* Source excerpt *
[start]

2010-11-04 Thread Mick
On Thursday 04 November 2010 21:36:46 Florian Philipp wrote:
 Am 04.11.2010 21:17, schrieb Mick:
 [...]
 
  Then I ran xrandr again as Florian suggested and this is what it shows:
  
  $ xrandr --output DVI-0 --auto  --this gives 1920x1080
  $ xrandr --output DVI-0 --right-of-VGA-0 --verbose
  xrandr: screen cannot be larger than 1920x1920 (desired size 3200x1080)
  
  As a result it does not place the DVI on the right of the VGA driven
  monitor. Can you please explain this error to me - why does it complain?
 
 Hmm, do you still have an xorg.conf file or changed settings in
 /etc/X11/xorg.conf.d? If you have, can you post it please?
 
 I think it is related to the
 'SubSection Device
   Virtual xdim ydim'
 setting but I'm not sure. In any case, if I were you, I'd try running
 without any xorg.conf and see whether auto-configuration can handle it.

[end]

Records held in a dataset
[start]

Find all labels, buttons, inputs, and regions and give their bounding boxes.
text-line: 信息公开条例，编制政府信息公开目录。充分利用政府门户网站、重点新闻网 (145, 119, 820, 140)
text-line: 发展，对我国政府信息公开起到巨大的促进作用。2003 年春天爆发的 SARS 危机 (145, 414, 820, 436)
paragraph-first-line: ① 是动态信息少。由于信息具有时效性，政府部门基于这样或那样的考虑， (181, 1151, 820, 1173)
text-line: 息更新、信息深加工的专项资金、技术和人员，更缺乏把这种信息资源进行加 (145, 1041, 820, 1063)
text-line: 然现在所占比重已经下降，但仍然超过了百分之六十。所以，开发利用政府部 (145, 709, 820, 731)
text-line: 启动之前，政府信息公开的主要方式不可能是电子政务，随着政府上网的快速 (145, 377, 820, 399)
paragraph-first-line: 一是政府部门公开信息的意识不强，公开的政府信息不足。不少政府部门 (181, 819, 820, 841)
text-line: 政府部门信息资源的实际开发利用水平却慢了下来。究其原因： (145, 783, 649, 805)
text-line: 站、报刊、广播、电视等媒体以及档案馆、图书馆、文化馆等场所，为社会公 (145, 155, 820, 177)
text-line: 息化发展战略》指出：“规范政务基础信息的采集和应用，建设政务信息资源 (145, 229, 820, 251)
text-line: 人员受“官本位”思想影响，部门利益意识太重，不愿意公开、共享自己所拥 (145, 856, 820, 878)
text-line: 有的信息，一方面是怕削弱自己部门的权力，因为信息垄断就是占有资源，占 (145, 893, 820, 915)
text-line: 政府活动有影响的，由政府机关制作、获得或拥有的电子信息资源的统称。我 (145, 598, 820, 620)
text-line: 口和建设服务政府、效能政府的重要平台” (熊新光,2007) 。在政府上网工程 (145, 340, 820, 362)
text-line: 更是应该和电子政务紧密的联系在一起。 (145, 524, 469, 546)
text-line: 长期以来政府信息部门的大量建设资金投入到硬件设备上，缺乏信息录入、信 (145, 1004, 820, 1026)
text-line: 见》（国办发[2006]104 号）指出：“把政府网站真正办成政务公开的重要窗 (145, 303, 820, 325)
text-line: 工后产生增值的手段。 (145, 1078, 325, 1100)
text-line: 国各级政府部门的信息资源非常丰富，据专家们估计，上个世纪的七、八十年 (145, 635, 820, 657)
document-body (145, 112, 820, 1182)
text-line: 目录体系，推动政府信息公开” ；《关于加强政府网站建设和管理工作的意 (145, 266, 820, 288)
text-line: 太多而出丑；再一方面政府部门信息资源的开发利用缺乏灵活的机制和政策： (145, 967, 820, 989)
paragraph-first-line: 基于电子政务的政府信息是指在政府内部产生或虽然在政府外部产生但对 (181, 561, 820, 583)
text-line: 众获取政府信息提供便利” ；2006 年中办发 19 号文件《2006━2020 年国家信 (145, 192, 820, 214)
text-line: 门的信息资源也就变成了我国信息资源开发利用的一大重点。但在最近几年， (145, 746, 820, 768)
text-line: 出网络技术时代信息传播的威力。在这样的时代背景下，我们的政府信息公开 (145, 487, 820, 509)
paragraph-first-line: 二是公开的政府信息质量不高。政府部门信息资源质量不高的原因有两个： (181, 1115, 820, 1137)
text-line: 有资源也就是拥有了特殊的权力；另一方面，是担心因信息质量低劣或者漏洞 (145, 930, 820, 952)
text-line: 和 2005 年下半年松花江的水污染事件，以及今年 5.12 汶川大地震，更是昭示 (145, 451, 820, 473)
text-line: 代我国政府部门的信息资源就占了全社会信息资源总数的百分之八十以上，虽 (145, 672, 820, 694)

[end]

* Request *
Pick up the mailing-list excerpt about the xrandr screen-size error after its last sentence and keep writing.

* The answer *
 Oh, and if you are still on x11-base/xorg-server-1.7.*, please try
 x11-base/xorg-server-1.8.2 with USE=udev -hal

Thanks again Florian,

I do not have an xorg.conf.  I am running x11-base/xorg-server-1.7.7-r1.  I 
have been waiting on 1.8.2 to go stable.

Googling around I suspect I know what the error is:

$ xrandr -q
Screen 0: minimum 320 x 200, current 1280 x 1024, maximum 1920 x 1920

is telling me that my ATI X600 can only do a max of 1920 x 1920.  Above that I 
will need to set up a virtual screen (and it won't be able to do dri).

Without an xorg.conf file it is failing because it is not given a virtual 
screen to expand its physical capability beyond 1920x1920.  Any idea if I can 
set up a virtual screen using the .fdi files?

Otherwise it is time for me to upgrade to 1.8.2 or perhaps 1.9.2?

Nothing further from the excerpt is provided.